> **Objective**: How many lines of the records below contain the word "Probability"? Answer with the number alone.

> **Exercise material**:
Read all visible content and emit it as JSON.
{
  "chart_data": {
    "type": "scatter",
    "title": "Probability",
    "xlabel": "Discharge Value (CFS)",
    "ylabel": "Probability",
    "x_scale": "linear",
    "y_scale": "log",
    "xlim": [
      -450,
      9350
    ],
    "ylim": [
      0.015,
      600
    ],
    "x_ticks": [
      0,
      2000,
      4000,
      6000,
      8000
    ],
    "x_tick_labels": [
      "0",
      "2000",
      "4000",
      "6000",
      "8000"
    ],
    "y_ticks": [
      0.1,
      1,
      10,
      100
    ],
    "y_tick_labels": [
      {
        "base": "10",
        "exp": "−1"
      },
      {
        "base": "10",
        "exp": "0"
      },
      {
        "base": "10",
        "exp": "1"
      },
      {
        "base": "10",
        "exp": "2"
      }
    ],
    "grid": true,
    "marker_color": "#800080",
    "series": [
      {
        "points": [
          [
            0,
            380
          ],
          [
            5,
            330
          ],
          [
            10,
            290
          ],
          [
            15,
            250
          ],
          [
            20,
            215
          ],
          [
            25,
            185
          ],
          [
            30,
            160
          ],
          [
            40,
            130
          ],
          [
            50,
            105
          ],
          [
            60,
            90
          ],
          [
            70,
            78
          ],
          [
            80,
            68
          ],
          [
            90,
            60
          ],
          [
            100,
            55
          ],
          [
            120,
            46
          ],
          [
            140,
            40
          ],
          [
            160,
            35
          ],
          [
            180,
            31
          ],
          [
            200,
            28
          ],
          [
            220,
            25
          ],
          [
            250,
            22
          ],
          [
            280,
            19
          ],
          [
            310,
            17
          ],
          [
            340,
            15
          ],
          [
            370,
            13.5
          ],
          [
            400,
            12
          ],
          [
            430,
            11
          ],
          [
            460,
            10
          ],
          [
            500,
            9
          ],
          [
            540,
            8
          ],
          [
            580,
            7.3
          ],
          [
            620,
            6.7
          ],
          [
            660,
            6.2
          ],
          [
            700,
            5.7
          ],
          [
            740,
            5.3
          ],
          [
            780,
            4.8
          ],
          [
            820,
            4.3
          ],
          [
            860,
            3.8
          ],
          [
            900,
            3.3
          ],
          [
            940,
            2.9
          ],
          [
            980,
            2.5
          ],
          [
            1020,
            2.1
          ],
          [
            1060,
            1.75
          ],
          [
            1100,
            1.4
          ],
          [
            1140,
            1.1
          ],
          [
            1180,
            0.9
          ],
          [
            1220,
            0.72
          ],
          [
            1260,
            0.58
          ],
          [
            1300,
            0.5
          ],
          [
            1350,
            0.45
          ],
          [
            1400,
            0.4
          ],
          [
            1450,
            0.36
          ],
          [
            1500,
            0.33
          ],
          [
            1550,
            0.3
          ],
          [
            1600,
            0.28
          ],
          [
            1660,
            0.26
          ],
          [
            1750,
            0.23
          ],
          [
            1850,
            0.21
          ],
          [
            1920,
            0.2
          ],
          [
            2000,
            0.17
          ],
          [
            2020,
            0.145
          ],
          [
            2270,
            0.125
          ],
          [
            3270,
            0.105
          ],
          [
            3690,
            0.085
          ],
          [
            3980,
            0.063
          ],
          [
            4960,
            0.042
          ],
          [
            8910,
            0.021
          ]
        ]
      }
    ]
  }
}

> **Worked solution**: 2